• _REQUIREMENT_: Filter the listing below, copying every line in which the word "Business" appears.

--

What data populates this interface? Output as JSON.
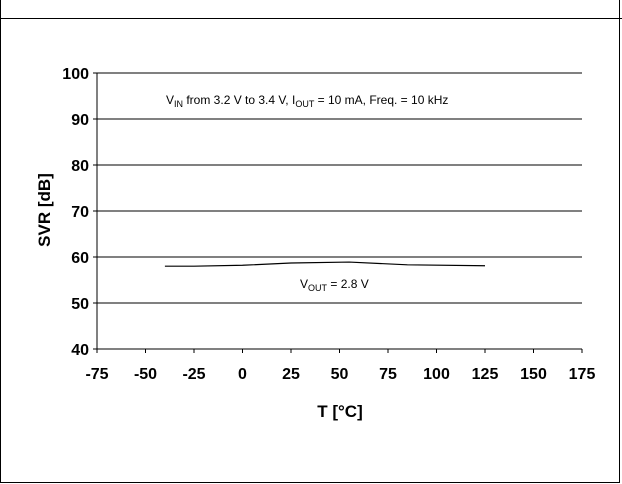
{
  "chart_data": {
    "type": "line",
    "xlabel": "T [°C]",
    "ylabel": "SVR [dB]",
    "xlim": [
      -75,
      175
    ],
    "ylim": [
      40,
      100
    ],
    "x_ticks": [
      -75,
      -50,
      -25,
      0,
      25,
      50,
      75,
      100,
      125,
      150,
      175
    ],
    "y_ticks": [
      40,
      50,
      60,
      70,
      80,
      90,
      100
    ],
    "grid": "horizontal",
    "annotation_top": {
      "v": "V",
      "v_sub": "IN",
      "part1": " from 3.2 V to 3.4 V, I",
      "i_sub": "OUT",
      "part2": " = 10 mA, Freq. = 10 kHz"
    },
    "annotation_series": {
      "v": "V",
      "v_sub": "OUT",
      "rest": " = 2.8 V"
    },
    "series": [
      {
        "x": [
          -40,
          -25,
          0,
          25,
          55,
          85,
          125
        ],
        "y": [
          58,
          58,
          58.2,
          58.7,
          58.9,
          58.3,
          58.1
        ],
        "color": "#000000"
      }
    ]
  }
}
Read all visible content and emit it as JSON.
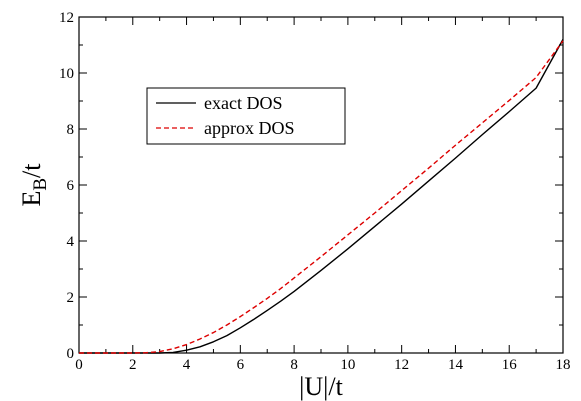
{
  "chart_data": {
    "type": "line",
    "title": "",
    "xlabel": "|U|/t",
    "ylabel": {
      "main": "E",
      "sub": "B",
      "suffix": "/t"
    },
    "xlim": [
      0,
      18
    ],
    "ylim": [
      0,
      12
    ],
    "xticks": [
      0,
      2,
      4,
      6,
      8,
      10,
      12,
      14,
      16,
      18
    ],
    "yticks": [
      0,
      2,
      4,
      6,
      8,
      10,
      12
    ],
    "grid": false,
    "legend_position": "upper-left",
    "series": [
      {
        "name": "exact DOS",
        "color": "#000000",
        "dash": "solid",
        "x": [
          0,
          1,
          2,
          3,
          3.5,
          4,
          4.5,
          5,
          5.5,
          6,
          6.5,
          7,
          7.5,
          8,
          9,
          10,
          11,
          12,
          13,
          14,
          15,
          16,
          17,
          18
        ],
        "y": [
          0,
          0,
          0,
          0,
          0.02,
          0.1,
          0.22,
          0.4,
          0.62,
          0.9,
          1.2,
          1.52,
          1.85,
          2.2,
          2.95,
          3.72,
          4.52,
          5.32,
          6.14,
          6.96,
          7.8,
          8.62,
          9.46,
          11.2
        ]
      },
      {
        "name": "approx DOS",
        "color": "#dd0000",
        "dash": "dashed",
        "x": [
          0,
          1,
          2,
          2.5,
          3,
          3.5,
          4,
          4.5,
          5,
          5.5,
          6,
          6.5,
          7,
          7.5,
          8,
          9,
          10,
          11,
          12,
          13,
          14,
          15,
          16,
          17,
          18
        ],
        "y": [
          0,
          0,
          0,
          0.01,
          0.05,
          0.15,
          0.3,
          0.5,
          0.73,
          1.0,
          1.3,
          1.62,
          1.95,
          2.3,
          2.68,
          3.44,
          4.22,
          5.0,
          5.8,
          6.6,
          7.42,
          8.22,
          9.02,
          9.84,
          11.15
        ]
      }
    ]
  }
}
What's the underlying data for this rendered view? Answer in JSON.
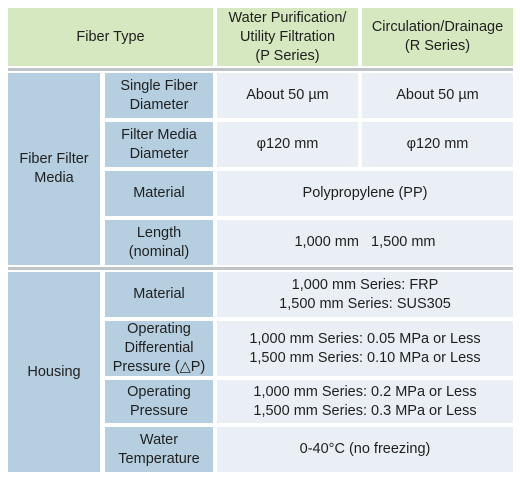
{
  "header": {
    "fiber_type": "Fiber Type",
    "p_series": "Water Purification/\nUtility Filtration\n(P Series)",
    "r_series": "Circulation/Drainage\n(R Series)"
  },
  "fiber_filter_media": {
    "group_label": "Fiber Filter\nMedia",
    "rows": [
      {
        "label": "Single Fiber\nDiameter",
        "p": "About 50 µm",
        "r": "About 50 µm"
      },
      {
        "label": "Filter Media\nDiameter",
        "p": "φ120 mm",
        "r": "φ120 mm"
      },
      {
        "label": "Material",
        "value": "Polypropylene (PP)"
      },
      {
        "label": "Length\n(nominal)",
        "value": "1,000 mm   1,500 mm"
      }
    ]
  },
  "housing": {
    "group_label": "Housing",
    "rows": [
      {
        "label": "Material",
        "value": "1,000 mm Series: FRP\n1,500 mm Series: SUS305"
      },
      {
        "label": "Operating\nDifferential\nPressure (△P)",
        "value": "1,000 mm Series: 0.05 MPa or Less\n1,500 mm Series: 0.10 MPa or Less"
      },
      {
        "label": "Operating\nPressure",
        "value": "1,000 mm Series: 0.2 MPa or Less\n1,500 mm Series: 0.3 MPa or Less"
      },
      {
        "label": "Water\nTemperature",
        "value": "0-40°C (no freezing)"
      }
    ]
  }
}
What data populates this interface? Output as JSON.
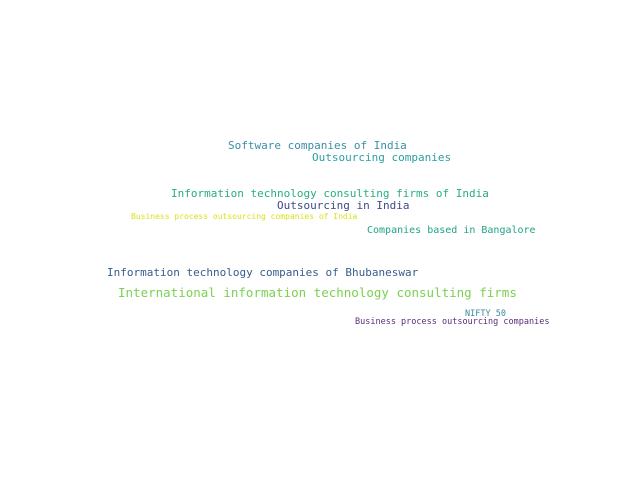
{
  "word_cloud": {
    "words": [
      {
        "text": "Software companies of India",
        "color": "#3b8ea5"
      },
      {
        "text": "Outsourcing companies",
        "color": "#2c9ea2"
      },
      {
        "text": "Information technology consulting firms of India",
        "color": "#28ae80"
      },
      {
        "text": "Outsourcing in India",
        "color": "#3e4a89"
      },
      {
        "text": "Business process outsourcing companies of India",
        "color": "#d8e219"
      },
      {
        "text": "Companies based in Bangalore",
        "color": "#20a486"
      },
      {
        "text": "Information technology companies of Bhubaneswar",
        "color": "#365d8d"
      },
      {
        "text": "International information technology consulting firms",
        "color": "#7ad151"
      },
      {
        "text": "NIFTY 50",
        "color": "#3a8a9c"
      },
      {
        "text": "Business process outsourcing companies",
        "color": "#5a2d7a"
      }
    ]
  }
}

--

• _RESULT FOR THIS TASK_:
        "text": "Business process outsourcing companies of India",
        "text": "Business process outsourcing companies",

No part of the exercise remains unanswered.